__Exercise prompt__. Examine each line of the data. Copy those that contain the string "name".

[Extracted records]
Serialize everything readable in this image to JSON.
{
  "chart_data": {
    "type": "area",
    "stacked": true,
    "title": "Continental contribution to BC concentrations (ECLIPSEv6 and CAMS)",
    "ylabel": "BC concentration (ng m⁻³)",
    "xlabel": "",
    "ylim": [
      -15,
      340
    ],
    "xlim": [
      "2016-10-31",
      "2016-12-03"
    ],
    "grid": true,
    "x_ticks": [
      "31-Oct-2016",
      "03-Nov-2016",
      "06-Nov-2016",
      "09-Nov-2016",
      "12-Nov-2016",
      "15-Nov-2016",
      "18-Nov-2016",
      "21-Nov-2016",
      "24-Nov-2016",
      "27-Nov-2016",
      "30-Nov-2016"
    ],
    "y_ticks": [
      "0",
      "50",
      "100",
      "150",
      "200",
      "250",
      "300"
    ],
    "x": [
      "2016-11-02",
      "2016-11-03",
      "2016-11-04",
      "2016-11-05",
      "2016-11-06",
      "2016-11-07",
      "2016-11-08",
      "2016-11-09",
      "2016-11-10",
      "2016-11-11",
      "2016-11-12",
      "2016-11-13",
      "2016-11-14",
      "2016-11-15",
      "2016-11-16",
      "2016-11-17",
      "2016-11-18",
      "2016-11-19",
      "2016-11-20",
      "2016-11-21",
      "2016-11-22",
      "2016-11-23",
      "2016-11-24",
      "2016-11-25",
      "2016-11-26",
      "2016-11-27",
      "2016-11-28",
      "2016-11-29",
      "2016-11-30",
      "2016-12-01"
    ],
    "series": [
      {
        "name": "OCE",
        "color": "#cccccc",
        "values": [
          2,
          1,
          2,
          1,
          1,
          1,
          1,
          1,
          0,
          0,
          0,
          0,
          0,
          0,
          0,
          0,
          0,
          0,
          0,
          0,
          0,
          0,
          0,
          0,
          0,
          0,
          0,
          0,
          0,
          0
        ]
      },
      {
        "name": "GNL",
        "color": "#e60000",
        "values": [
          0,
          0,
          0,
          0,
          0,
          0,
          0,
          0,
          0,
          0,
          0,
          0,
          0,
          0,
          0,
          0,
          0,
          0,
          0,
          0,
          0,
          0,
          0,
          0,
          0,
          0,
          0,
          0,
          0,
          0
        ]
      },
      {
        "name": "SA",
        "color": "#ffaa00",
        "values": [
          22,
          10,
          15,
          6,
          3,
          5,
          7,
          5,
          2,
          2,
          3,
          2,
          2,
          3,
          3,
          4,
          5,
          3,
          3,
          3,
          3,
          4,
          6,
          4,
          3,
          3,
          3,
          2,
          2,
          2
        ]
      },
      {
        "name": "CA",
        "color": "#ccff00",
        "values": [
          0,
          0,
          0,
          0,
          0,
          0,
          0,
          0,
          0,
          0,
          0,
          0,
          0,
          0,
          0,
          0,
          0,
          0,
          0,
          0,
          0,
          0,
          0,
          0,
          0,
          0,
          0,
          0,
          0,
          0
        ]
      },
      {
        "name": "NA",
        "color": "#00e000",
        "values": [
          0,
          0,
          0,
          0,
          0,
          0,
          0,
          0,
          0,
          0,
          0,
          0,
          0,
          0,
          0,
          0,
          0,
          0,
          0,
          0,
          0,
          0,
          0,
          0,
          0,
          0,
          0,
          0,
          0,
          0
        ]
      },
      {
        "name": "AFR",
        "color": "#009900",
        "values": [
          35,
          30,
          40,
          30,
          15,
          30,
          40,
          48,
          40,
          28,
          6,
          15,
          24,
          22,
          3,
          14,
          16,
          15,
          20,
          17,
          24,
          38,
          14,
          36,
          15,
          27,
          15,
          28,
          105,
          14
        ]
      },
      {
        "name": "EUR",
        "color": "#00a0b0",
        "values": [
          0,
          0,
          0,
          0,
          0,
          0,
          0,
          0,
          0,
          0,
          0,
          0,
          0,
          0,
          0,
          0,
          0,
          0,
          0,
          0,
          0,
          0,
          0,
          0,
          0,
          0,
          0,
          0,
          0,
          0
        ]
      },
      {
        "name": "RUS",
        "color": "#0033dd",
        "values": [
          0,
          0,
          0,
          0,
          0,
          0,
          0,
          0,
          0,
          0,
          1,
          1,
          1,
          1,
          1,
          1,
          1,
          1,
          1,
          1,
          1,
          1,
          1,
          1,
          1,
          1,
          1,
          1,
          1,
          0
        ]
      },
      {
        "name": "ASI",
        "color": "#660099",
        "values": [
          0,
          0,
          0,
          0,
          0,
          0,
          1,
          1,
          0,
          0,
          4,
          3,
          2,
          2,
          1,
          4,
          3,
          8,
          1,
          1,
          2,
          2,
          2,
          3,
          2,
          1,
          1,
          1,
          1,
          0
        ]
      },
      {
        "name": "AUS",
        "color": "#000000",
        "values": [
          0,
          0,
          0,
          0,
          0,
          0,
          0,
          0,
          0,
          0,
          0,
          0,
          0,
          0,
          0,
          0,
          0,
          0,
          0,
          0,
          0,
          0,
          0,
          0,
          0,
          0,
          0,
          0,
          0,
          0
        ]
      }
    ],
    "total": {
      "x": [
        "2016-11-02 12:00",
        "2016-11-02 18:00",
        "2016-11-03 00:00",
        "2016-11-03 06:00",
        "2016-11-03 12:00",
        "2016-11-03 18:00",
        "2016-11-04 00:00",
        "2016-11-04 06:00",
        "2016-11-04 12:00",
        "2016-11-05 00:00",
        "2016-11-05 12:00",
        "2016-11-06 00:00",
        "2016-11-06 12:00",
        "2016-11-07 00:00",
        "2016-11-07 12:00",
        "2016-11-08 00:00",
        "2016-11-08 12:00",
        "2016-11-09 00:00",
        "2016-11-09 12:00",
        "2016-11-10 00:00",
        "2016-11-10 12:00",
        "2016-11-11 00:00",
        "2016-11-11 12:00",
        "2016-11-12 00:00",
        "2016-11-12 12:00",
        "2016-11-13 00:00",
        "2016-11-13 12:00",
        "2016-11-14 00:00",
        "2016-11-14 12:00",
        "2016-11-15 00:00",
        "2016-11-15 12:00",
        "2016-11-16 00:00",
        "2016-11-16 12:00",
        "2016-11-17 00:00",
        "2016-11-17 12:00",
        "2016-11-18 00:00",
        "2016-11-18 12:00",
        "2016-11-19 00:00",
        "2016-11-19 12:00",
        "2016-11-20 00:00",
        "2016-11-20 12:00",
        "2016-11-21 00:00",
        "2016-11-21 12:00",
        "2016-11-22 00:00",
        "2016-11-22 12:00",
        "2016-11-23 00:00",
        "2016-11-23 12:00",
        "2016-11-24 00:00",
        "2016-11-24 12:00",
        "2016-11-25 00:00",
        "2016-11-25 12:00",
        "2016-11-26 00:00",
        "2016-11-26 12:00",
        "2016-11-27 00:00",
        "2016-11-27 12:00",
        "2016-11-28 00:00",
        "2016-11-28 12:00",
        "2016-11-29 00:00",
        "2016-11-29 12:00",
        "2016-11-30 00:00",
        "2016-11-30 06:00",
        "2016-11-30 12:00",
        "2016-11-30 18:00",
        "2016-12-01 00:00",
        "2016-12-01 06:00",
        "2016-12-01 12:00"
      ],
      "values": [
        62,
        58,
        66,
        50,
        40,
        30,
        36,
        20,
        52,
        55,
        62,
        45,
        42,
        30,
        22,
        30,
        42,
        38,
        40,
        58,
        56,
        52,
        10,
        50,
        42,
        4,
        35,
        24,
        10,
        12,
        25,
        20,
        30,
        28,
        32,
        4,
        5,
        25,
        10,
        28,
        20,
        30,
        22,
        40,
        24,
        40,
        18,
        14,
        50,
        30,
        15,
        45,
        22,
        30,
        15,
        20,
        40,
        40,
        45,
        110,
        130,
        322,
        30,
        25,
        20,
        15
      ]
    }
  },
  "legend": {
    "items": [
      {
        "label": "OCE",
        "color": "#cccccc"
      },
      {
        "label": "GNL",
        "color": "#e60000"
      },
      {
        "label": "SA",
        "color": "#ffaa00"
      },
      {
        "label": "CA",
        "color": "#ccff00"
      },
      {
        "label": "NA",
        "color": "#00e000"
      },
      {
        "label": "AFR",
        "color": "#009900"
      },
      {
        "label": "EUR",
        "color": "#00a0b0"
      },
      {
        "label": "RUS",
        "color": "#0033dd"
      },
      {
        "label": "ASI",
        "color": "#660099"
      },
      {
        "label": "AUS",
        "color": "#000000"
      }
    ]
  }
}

__Completed exercise__.
        "name": "OCE",
        "name": "GNL",
        "name": "SA",
        "name": "CA",
        "name": "NA",
        "name": "AFR",
        "name": "EUR",
        "name": "RUS",
        "name": "ASI",
        "name": "AUS",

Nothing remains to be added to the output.